Directions
Write the material out again in full, word for word. Do not include the pictures.

Data rows

begin

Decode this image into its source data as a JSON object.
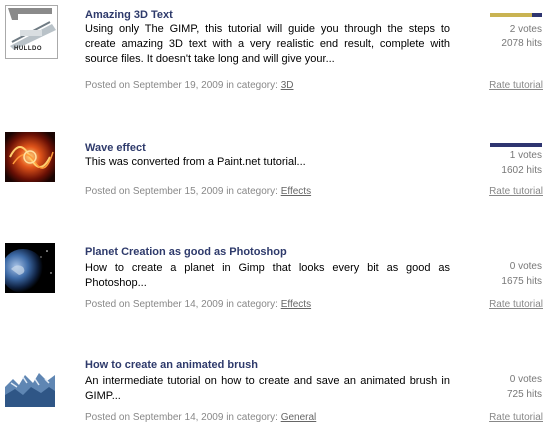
{
  "items": [
    {
      "thumb_icon": "hulldo-3d-text-thumbnail-icon",
      "thumb_caption": "HULLDO",
      "title": "Amazing 3D Text",
      "description": "Using only The GIMP, this tutorial will guide you through the steps to create amazing 3D text with a very realistic end result, complete with source files. It doesn't take long and will give your...",
      "posted_prefix": "Posted on September 19, 2009 in category: ",
      "category": "3D",
      "rating": 0.8,
      "votes": "2 votes",
      "hits": "2078 hits",
      "rate_label": "Rate tutorial"
    },
    {
      "thumb_icon": "wave-effect-thumbnail-icon",
      "title": "Wave effect",
      "description": "This was converted from a Paint.net tutorial...",
      "posted_prefix": "Posted on September 15, 2009 in category: ",
      "category": "Effects",
      "rating": 0.0,
      "votes": "1 votes",
      "hits": "1602 hits",
      "rate_label": "Rate tutorial"
    },
    {
      "thumb_icon": "planet-thumbnail-icon",
      "title": "Planet Creation as good as Photoshop",
      "description": "How to create a planet in Gimp that looks every bit as good as Photoshop...",
      "posted_prefix": "Posted on September 14, 2009 in category: ",
      "category": "Effects",
      "votes": "0 votes",
      "hits": "1675 hits",
      "rate_label": "Rate tutorial"
    },
    {
      "thumb_icon": "animated-brush-thumbnail-icon",
      "title": "How to create an animated brush",
      "description": "An intermediate tutorial on how to create and save an animated brush in GIMP...",
      "posted_prefix": "Posted on September 14, 2009 in category: ",
      "category": "General",
      "votes": "0 votes",
      "hits": "725 hits",
      "rate_label": "Rate tutorial"
    }
  ]
}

end

Solution below
Decode this image into its source data as a JSON object.
{
  "items": [
    {
      "thumb_icon": "hulldo-3d-text-thumbnail-icon",
      "thumb_caption": "HULLDO",
      "title": "Amazing 3D Text",
      "description": "Using only The GIMP, this tutorial will guide you through the steps to create amazing 3D text with a very realistic end result, complete with source files. It doesn't take long and will give your...",
      "posted_prefix": "Posted on September 19, 2009 in category: ",
      "category": "3D",
      "rating": 0.8,
      "votes": "2 votes",
      "hits": "2078 hits",
      "rate_label": "Rate tutorial"
    },
    {
      "thumb_icon": "wave-effect-thumbnail-icon",
      "title": "Wave effect",
      "description": "This was converted from a Paint.net tutorial...",
      "posted_prefix": "Posted on September 15, 2009 in category: ",
      "category": "Effects",
      "rating": 0.0,
      "votes": "1 votes",
      "hits": "1602 hits",
      "rate_label": "Rate tutorial"
    },
    {
      "thumb_icon": "planet-thumbnail-icon",
      "title": "Planet Creation as good as Photoshop",
      "description": "How to create a planet in Gimp that looks every bit as good as Photoshop...",
      "posted_prefix": "Posted on September 14, 2009 in category: ",
      "category": "Effects",
      "votes": "0 votes",
      "hits": "1675 hits",
      "rate_label": "Rate tutorial"
    },
    {
      "thumb_icon": "animated-brush-thumbnail-icon",
      "title": "How to create an animated brush",
      "description": "An intermediate tutorial on how to create and save an animated brush in GIMP...",
      "posted_prefix": "Posted on September 14, 2009 in category: ",
      "category": "General",
      "votes": "0 votes",
      "hits": "725 hits",
      "rate_label": "Rate tutorial"
    }
  ]
}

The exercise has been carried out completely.